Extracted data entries
-------
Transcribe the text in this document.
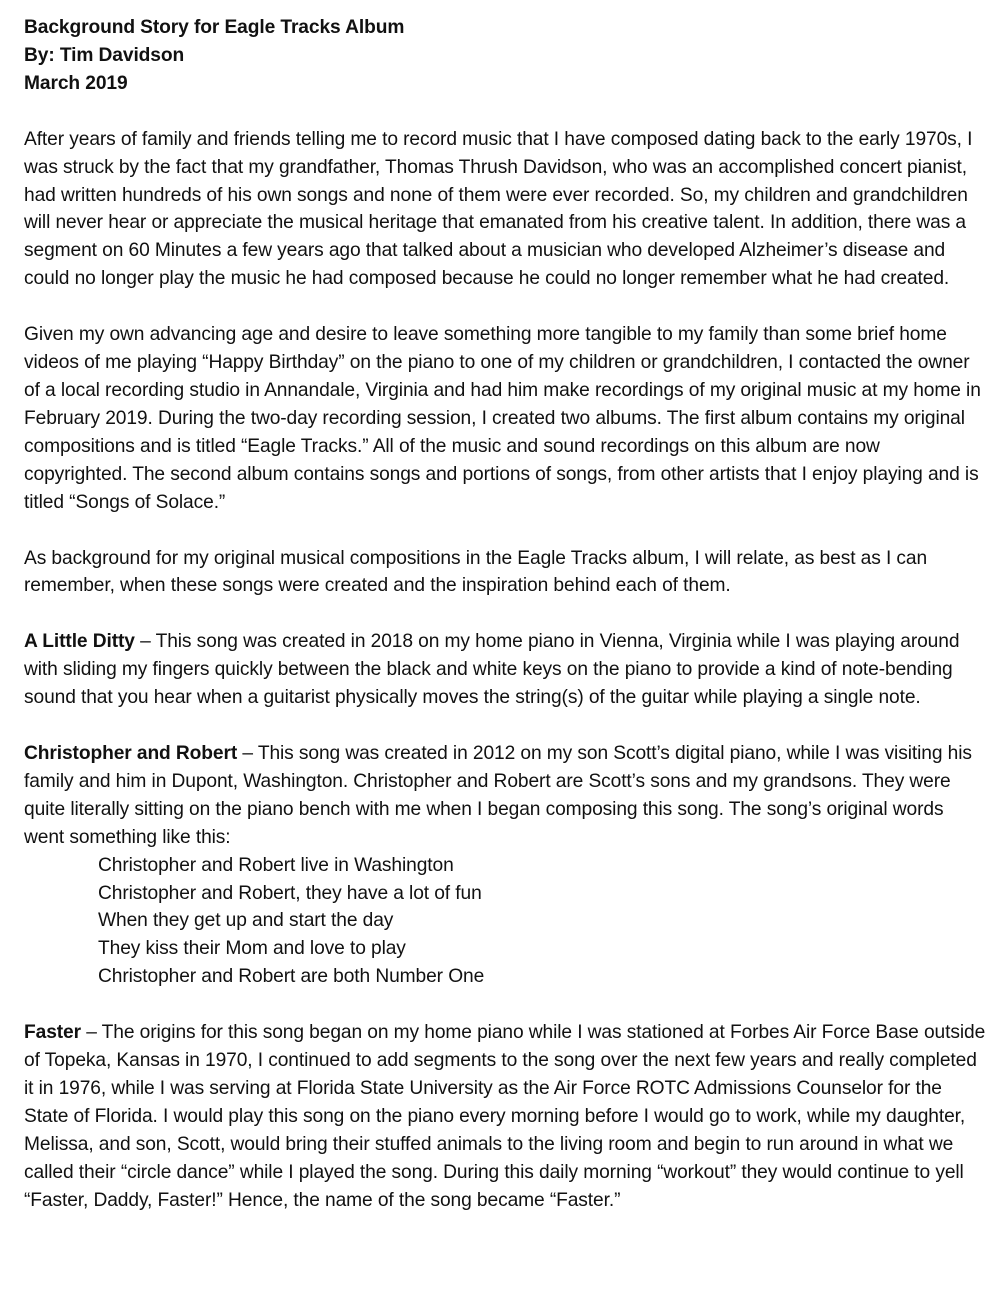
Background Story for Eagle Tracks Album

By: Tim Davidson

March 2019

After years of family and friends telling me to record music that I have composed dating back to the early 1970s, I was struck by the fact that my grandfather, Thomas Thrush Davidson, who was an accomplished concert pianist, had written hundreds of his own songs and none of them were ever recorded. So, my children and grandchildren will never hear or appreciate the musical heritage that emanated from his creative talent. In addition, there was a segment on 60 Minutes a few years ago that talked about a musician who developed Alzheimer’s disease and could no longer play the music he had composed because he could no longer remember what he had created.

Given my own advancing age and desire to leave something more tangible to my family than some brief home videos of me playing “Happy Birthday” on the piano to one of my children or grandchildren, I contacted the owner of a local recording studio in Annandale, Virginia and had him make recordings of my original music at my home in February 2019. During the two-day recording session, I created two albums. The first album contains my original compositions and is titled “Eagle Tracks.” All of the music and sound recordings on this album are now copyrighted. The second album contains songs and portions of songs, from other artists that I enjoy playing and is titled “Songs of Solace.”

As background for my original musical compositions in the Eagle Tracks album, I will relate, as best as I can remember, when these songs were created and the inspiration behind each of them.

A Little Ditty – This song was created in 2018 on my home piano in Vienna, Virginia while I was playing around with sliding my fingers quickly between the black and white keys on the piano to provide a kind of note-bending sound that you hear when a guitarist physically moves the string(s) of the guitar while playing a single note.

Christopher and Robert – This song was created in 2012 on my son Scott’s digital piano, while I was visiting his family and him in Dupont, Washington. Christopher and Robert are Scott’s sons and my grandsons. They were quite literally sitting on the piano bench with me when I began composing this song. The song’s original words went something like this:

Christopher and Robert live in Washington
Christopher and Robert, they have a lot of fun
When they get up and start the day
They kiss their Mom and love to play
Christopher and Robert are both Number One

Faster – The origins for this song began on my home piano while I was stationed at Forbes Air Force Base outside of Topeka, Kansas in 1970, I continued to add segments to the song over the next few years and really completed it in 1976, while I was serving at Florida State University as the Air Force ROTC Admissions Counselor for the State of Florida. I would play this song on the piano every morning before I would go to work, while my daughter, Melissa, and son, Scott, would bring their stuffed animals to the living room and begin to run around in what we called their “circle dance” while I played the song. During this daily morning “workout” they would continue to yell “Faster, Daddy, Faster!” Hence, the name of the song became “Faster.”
-------
_To do_: Output the full set of records above without changing a word, and drop the images.

_Task output_:
Transcribe the text in this document.
Background Story for Eagle Tracks Album

By: Tim Davidson

March 2019

After years of family and friends telling me to record music that I have composed dating back to the early 1970s, I was struck by the fact that my grandfather, Thomas Thrush Davidson, who was an accomplished concert pianist, had written hundreds of his own songs and none of them were ever recorded. So, my children and grandchildren will never hear or appreciate the musical heritage that emanated from his creative talent. In addition, there was a segment on 60 Minutes a few years ago that talked about a musician who developed Alzheimer’s disease and could no longer play the music he had composed because he could no longer remember what he had created.

Given my own advancing age and desire to leave something more tangible to my family than some brief home videos of me playing “Happy Birthday” on the piano to one of my children or grandchildren, I contacted the owner of a local recording studio in Annandale, Virginia and had him make recordings of my original music at my home in February 2019. During the two-day recording session, I created two albums. The first album contains my original compositions and is titled “Eagle Tracks.” All of the music and sound recordings on this album are now copyrighted. The second album contains songs and portions of songs, from other artists that I enjoy playing and is titled “Songs of Solace.”

As background for my original musical compositions in the Eagle Tracks album, I will relate, as best as I can remember, when these songs were created and the inspiration behind each of them.

A Little Ditty – This song was created in 2018 on my home piano in Vienna, Virginia while I was playing around with sliding my fingers quickly between the black and white keys on the piano to provide a kind of note-bending sound that you hear when a guitarist physically moves the string(s) of the guitar while playing a single note.

Christopher and Robert – This song was created in 2012 on my son Scott’s digital piano, while I was visiting his family and him in Dupont, Washington. Christopher and Robert are Scott’s sons and my grandsons. They were quite literally sitting on the piano bench with me when I began composing this song. The song’s original words went something like this:

Christopher and Robert live in Washington
Christopher and Robert, they have a lot of fun
When they get up and start the day
They kiss their Mom and love to play
Christopher and Robert are both Number One

Faster – The origins for this song began on my home piano while I was stationed at Forbes Air Force Base outside of Topeka, Kansas in 1970, I continued to add segments to the song over the next few years and really completed it in 1976, while I was serving at Florida State University as the Air Force ROTC Admissions Counselor for the State of Florida. I would play this song on the piano every morning before I would go to work, while my daughter, Melissa, and son, Scott, would bring their stuffed animals to the living room and begin to run around in what we called their “circle dance” while I played the song. During this daily morning “workout” they would continue to yell “Faster, Daddy, Faster!” Hence, the name of the song became “Faster.”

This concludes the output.